Marek Jarolím (born 21 May 1984) is a former Czech football midfielder who currently is the head coach of SK Slavia Prague's B-team.

Career

Club career
In March 2013, Jarolím signed for Chinese Super League club Hangzhou Greentown. After leaving China, he started training for Slavia Prague and was engaged in negotiations for returning to his former club. Shortly afterwards, on 6 September 2013, he signed for Greek Football League club Iraklis. He made his debut for his new club in an away 3–2 loss against Kavala. His first goal for Iraklis came in a home win against Anagennisi Giannitsa. On 18 January 2014, his contract with Iraklis was terminated by mutual consent. In total, he made eight appearances for the club and scored three goals. On 21 January 2014, Jarolím signed a contract with Czech First League side Slovan Liberec.

**Problems:**
[1] From the Marek Jarolím profile, reproduce the passage that opens with the words containing "Marek Jarolím (born" and closes with "side Slovan Liberec.".
[2] Answer these questions using the Marek Jarolím profile, one answer per line:
(a) When was Jarolím born?
(b) Which club did he sign for in March 2013?
(c) How many appearances did he make for Iraklis?
[3] Please mark each statement yes or no according to the Marek Jarolím profile, and quote the words that decide it.
(a) Jarolím's debut for Iraklis was a home win.
(b) His contract with Iraklis ended by mutual consent.
(c) He signed with Slovan Liberec on 21 January 2014.

**Data:**
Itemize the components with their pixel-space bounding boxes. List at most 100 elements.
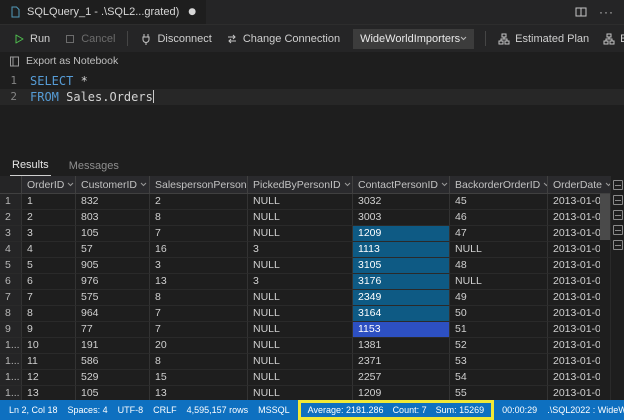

**Results:**
[1]
Marek Jarolím (born 21 May 1984) is a former Czech football midfielder who currently is the head coach of SK Slavia Prague's B-team.

Career

Club career
In March 2013, Jarolím signed for Chinese Super League club Hangzhou Greentown. After leaving China, he started training for Slavia Prague and was engaged in negotiations for returning to his former club. Shortly afterwards, on 6 September 2013, he signed for Greek Football League club Iraklis. He made his debut for his new club in an away 3–2 loss against Kavala. His first goal for Iraklis came in a home win against Anagennisi Giannitsa. On 18 January 2014, his contract with Iraklis was terminated by mutual consent. In total, he made eight appearances for the club and scored three goals. On 21 January 2014, Jarolím signed a contract with Czech First League side Slovan Liberec.

[2]
(a) 21 May 1984
(b) Hangzhou Greentown
(c) Eight

[3]
(a) No: "He made his debut for his new club in an away 3–2 loss against Kavala."
(b) Yes: "On 18 January 2014, his contract with Iraklis was terminated by mutual consent."
(c) Yes: "On 21 January 2014, Jarolím signed a contract with Czech First League side Slovan Liberec."